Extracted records

+++

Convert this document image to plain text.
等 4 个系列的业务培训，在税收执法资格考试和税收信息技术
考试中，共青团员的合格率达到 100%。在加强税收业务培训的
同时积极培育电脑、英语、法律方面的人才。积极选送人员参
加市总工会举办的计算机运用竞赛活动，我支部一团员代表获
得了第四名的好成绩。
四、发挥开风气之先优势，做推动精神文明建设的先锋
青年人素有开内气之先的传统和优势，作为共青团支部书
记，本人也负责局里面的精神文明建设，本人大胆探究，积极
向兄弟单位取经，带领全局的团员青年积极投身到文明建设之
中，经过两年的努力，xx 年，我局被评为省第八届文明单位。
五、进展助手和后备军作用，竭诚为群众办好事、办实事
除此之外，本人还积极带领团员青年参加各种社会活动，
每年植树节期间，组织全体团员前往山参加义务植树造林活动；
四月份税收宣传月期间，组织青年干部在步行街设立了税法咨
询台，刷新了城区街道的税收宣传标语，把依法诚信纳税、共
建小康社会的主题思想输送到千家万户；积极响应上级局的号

+++

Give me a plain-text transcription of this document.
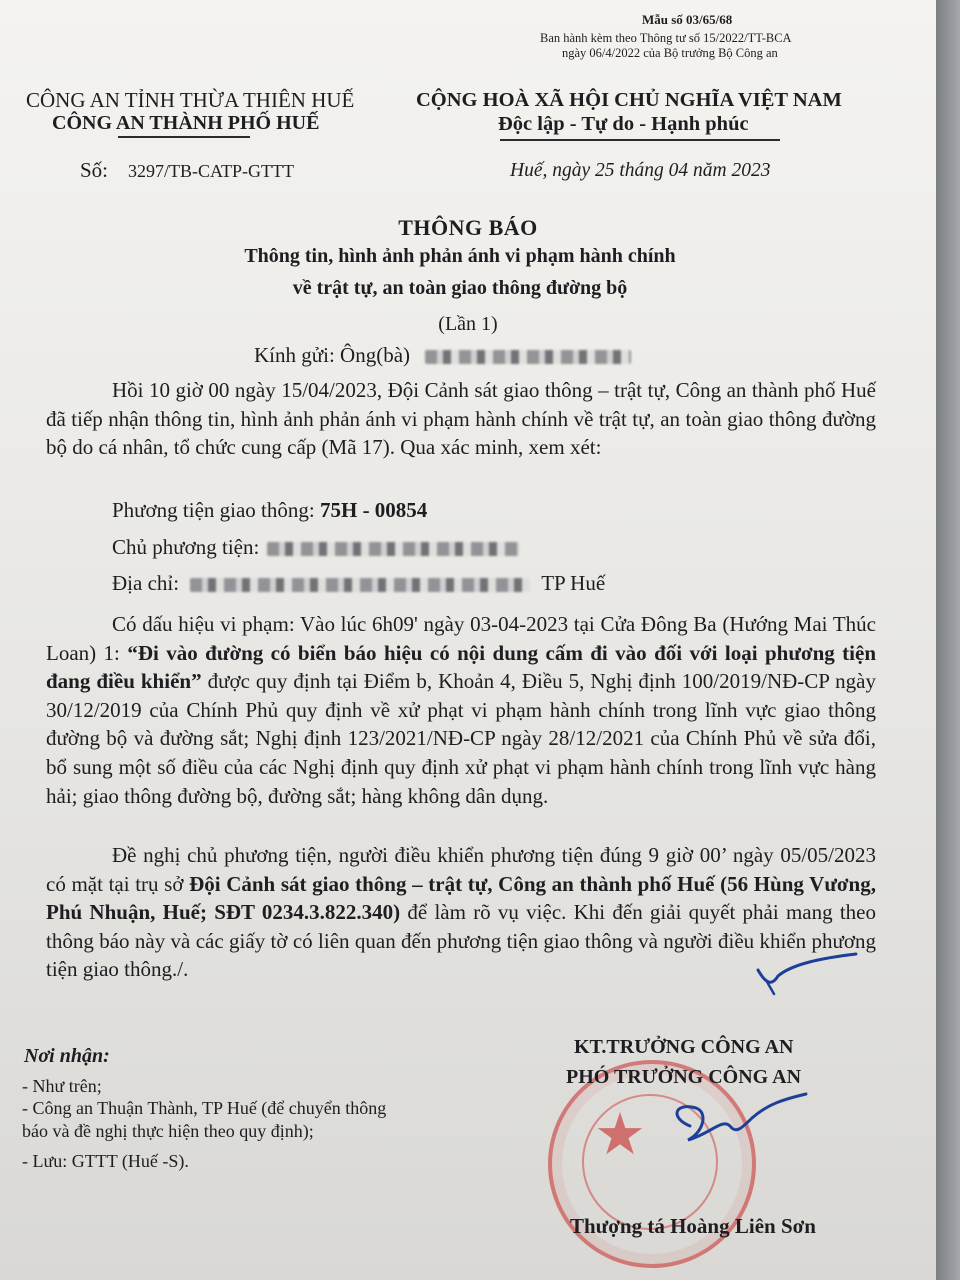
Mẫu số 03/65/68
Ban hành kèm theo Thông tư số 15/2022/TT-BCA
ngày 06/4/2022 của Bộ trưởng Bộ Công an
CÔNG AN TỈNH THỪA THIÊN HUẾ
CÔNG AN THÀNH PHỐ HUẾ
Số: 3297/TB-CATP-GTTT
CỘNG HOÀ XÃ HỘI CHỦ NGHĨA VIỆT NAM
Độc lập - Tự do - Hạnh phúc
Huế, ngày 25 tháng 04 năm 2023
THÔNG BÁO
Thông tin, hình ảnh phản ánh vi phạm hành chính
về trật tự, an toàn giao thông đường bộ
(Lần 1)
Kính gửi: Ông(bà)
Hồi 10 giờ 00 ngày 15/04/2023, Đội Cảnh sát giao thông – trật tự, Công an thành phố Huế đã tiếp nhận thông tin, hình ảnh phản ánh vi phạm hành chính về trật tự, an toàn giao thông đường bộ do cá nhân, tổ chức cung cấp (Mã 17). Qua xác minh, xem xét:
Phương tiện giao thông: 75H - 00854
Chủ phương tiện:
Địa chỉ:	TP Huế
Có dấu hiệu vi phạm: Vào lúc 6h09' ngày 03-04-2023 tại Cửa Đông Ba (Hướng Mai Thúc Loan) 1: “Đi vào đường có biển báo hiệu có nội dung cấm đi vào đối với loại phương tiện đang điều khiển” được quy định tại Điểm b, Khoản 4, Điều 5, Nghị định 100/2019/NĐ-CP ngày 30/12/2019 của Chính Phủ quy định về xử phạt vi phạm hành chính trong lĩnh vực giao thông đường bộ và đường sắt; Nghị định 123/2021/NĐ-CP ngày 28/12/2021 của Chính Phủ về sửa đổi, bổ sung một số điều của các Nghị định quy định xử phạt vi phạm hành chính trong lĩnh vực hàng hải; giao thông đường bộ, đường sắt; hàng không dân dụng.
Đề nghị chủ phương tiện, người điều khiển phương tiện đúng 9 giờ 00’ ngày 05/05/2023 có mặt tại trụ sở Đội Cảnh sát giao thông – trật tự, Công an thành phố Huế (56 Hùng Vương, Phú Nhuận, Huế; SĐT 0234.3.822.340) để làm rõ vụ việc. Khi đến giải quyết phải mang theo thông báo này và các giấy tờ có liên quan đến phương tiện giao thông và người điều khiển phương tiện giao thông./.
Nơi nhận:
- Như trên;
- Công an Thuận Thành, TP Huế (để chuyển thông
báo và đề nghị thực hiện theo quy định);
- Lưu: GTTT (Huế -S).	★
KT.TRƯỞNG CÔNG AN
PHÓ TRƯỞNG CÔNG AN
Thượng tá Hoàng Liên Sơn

+++

Directive
Provide the count, and nothing else, of lines in the data above where the word "this" occurs.

Task output
2